■ The task
Go through the entries below and copy each line containing the word "horizontal".
==================================================
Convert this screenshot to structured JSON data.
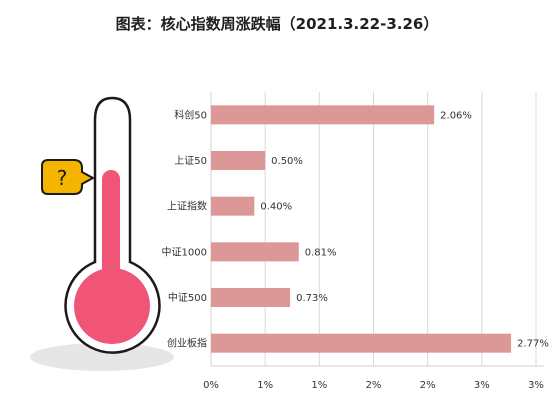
{
  "title": "图表：核心指数周涨跌幅（2021.3.22-3.26）",
  "illustration": {
    "badge_text": "?"
  },
  "colors": {
    "bar": "#dc9797",
    "grid": "#d9d9d9",
    "axis": "#d0d0d0",
    "thermo_fill": "#f05577",
    "badge": "#f5b400"
  },
  "chart_data": {
    "type": "bar",
    "orientation": "horizontal",
    "title": "图表：核心指数周涨跌幅（2021.3.22-3.26）",
    "categories": [
      "科创50",
      "上证50",
      "上证指数",
      "中证1000",
      "中证500",
      "创业板指"
    ],
    "values": [
      2.06,
      0.5,
      0.4,
      0.81,
      0.73,
      2.77
    ],
    "value_labels": [
      "2.06%",
      "0.50%",
      "0.40%",
      "0.81%",
      "0.73%",
      "2.77%"
    ],
    "x_ticks": [
      "0%",
      "1%",
      "1%",
      "2%",
      "2%",
      "3%",
      "3%"
    ],
    "xlim": [
      0,
      3
    ],
    "grid": true,
    "legend": "none"
  }
}
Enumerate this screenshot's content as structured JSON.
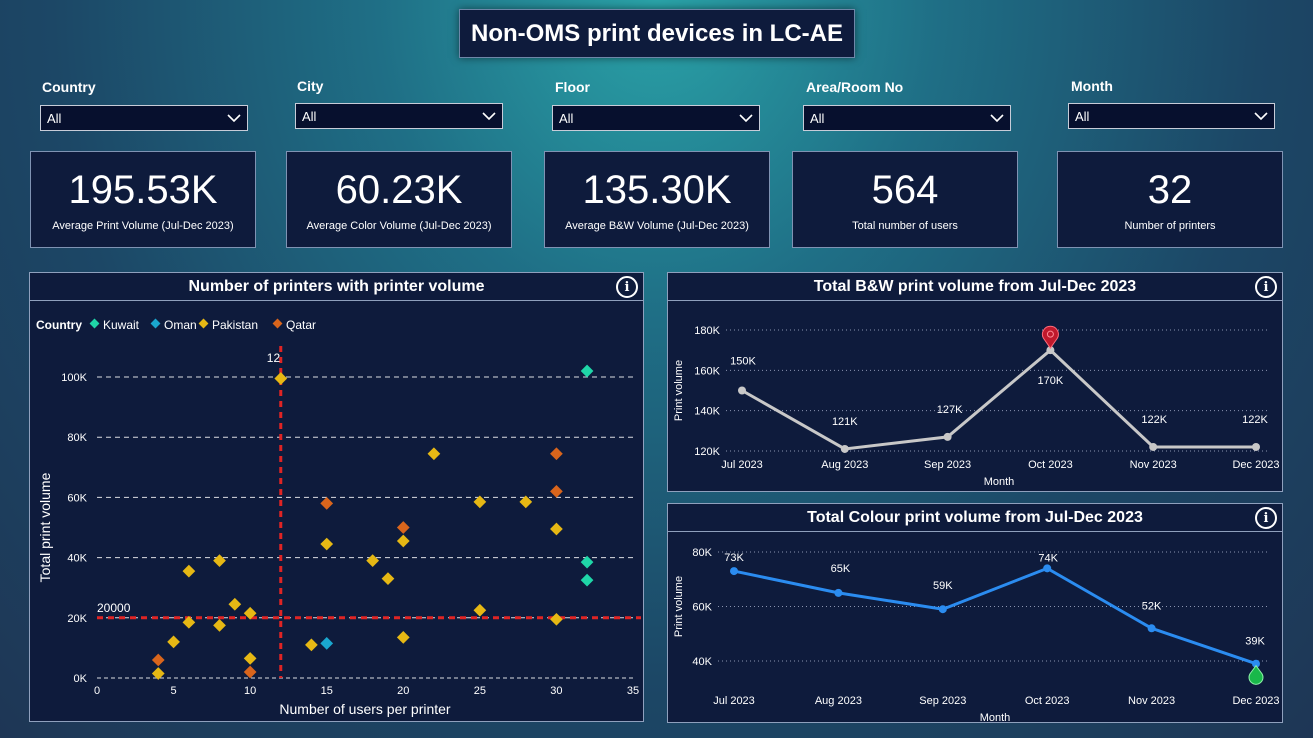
{
  "page_title": "Non-OMS print devices in LC-AE",
  "filters": [
    {
      "label": "Country",
      "value": "All"
    },
    {
      "label": "City",
      "value": "All"
    },
    {
      "label": "Floor",
      "value": "All"
    },
    {
      "label": "Area/Room No",
      "value": "All"
    },
    {
      "label": "Month",
      "value": "All"
    }
  ],
  "kpis": [
    {
      "value": "195.53K",
      "label": "Average Print Volume (Jul-Dec 2023)"
    },
    {
      "value": "60.23K",
      "label": "Average Color Volume (Jul-Dec 2023)"
    },
    {
      "value": "135.30K",
      "label": "Average B&W Volume (Jul-Dec 2023)"
    },
    {
      "value": "564",
      "label": "Total number of users"
    },
    {
      "value": "32",
      "label": "Number of printers"
    }
  ],
  "icons": {
    "info": "info-icon",
    "dropdown": "chevron-down-icon"
  },
  "colors": {
    "kuwait": "#1fd6a8",
    "oman": "#1aa7cf",
    "pakistan": "#e6b814",
    "qatar": "#d9651c",
    "refline": "#e02424",
    "bw_line": "#c8c8c8",
    "color_line": "#2b8cf0",
    "max_marker": "#c0192c",
    "min_marker": "#19b84a"
  },
  "chart_data": [
    {
      "type": "scatter",
      "title": "Number of printers with printer volume",
      "xlabel": "Number of users per printer",
      "ylabel": "Total print volume",
      "xlim": [
        0,
        35
      ],
      "ylim": [
        0,
        100000
      ],
      "xticks": [
        "0",
        "5",
        "10",
        "15",
        "20",
        "25",
        "30",
        "35"
      ],
      "yticks": [
        "0K",
        "20K",
        "40K",
        "60K",
        "80K",
        "100K"
      ],
      "legend_title": "Country",
      "legend_position": "top-left",
      "series": [
        {
          "name": "Kuwait",
          "points": [
            [
              32,
              102000
            ],
            [
              32,
              38500
            ],
            [
              32,
              32500
            ]
          ]
        },
        {
          "name": "Oman",
          "points": [
            [
              15,
              11500
            ]
          ]
        },
        {
          "name": "Pakistan",
          "points": [
            [
              4,
              1500
            ],
            [
              5,
              12000
            ],
            [
              6,
              35500
            ],
            [
              6,
              18500
            ],
            [
              8,
              39000
            ],
            [
              8,
              17500
            ],
            [
              9,
              24500
            ],
            [
              10,
              21500
            ],
            [
              10,
              6500
            ],
            [
              12,
              99500
            ],
            [
              14,
              11000
            ],
            [
              15,
              44500
            ],
            [
              18,
              39000
            ],
            [
              19,
              33000
            ],
            [
              20,
              45500
            ],
            [
              20,
              13500
            ],
            [
              22,
              74500
            ],
            [
              25,
              58500
            ],
            [
              25,
              22500
            ],
            [
              28,
              58500
            ],
            [
              30,
              49500
            ],
            [
              30,
              19500
            ]
          ]
        },
        {
          "name": "Qatar",
          "points": [
            [
              4,
              6000
            ],
            [
              10,
              2000
            ],
            [
              15,
              58000
            ],
            [
              20,
              50000
            ],
            [
              30,
              74500
            ],
            [
              30,
              62000
            ]
          ]
        }
      ],
      "reference_lines": [
        {
          "axis": "x",
          "value": 12,
          "label": "12"
        },
        {
          "axis": "y",
          "value": 20000,
          "label": "20000"
        }
      ],
      "grid": "horizontal dashed"
    },
    {
      "type": "line",
      "title": "Total B&W print volume from Jul-Dec 2023",
      "xlabel": "Month",
      "ylabel": "Print volume",
      "categories": [
        "Jul 2023",
        "Aug 2023",
        "Sep 2023",
        "Oct 2023",
        "Nov 2023",
        "Dec 2023"
      ],
      "values": [
        150000,
        121000,
        127000,
        170000,
        122000,
        122000
      ],
      "data_labels": [
        "150K",
        "121K",
        "127K",
        "170K",
        "122K",
        "122K"
      ],
      "ylim": [
        120000,
        180000
      ],
      "yticks": [
        "120K",
        "140K",
        "160K",
        "180K"
      ],
      "highlight": {
        "index": 3,
        "kind": "max"
      }
    },
    {
      "type": "line",
      "title": "Total Colour print volume from Jul-Dec 2023",
      "xlabel": "Month",
      "ylabel": "Print volume",
      "categories": [
        "Jul 2023",
        "Aug 2023",
        "Sep 2023",
        "Oct 2023",
        "Nov 2023",
        "Dec 2023"
      ],
      "values": [
        73000,
        65000,
        59000,
        74000,
        52000,
        39000
      ],
      "data_labels": [
        "73K",
        "65K",
        "59K",
        "74K",
        "52K",
        "39K"
      ],
      "ylim": [
        40000,
        80000
      ],
      "yticks": [
        "40K",
        "60K",
        "80K"
      ],
      "highlight": {
        "index": 5,
        "kind": "min"
      }
    }
  ]
}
==================================================
■ Exercise output
    "orientation": "horizontal",
      "grid": "horizontal dashed"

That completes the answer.